Provided records
━━━

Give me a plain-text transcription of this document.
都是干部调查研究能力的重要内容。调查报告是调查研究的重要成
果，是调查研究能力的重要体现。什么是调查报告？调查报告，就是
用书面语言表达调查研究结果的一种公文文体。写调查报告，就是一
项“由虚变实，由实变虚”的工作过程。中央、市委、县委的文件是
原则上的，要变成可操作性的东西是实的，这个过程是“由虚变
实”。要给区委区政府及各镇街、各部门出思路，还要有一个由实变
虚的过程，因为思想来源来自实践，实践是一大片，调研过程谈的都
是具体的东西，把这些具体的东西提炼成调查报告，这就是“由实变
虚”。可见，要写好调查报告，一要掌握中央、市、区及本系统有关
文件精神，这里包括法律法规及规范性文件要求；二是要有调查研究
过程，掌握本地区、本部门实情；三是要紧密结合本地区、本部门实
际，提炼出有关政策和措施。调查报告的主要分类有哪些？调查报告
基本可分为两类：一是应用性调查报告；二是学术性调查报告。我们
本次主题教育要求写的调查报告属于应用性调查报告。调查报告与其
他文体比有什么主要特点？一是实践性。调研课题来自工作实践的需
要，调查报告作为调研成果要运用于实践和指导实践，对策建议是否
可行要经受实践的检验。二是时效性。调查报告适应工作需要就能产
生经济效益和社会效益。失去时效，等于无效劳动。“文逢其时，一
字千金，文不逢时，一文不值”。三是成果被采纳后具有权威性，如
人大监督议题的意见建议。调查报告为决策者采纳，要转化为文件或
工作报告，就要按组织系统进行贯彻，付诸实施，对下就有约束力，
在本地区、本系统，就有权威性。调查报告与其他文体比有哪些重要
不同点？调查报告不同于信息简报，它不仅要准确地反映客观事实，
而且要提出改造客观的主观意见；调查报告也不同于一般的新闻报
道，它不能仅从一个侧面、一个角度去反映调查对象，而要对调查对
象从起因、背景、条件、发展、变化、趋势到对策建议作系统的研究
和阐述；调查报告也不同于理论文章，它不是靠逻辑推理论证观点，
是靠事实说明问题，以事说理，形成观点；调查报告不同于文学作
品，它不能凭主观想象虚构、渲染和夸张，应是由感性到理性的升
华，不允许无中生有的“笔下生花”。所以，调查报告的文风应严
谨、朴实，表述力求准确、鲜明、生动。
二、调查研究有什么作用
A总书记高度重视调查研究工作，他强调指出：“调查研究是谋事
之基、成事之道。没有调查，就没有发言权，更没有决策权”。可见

━━━

Exercise prompt
Give back all the data exactly as written.

Solution for this task
Give me a plain-text transcription of this document.
都是干部调查研究能力的重要内容。调查报告是调查研究的重要成
果，是调查研究能力的重要体现。什么是调查报告？调查报告，就是
用书面语言表达调查研究结果的一种公文文体。写调查报告，就是一
项“由虚变实，由实变虚”的工作过程。中央、市委、县委的文件是
原则上的，要变成可操作性的东西是实的，这个过程是“由虚变
实”。要给区委区政府及各镇街、各部门出思路，还要有一个由实变
虚的过程，因为思想来源来自实践，实践是一大片，调研过程谈的都
是具体的东西，把这些具体的东西提炼成调查报告，这就是“由实变
虚”。可见，要写好调查报告，一要掌握中央、市、区及本系统有关
文件精神，这里包括法律法规及规范性文件要求；二是要有调查研究
过程，掌握本地区、本部门实情；三是要紧密结合本地区、本部门实
际，提炼出有关政策和措施。调查报告的主要分类有哪些？调查报告
基本可分为两类：一是应用性调查报告；二是学术性调查报告。我们
本次主题教育要求写的调查报告属于应用性调查报告。调查报告与其
他文体比有什么主要特点？一是实践性。调研课题来自工作实践的需
要，调查报告作为调研成果要运用于实践和指导实践，对策建议是否
可行要经受实践的检验。二是时效性。调查报告适应工作需要就能产
生经济效益和社会效益。失去时效，等于无效劳动。“文逢其时，一
字千金，文不逢时，一文不值”。三是成果被采纳后具有权威性，如
人大监督议题的意见建议。调查报告为决策者采纳，要转化为文件或
工作报告，就要按组织系统进行贯彻，付诸实施，对下就有约束力，
在本地区、本系统，就有权威性。调查报告与其他文体比有哪些重要
不同点？调查报告不同于信息简报，它不仅要准确地反映客观事实，
而且要提出改造客观的主观意见；调查报告也不同于一般的新闻报
道，它不能仅从一个侧面、一个角度去反映调查对象，而要对调查对
象从起因、背景、条件、发展、变化、趋势到对策建议作系统的研究
和阐述；调查报告也不同于理论文章，它不是靠逻辑推理论证观点，
是靠事实说明问题，以事说理，形成观点；调查报告不同于文学作
品，它不能凭主观想象虚构、渲染和夸张，应是由感性到理性的升
华，不允许无中生有的“笔下生花”。所以，调查报告的文风应严
谨、朴实，表述力求准确、鲜明、生动。
二、调查研究有什么作用
A总书记高度重视调查研究工作，他强调指出：“调查研究是谋事
之基、成事之道。没有调查，就没有发言权，更没有决策权”。可见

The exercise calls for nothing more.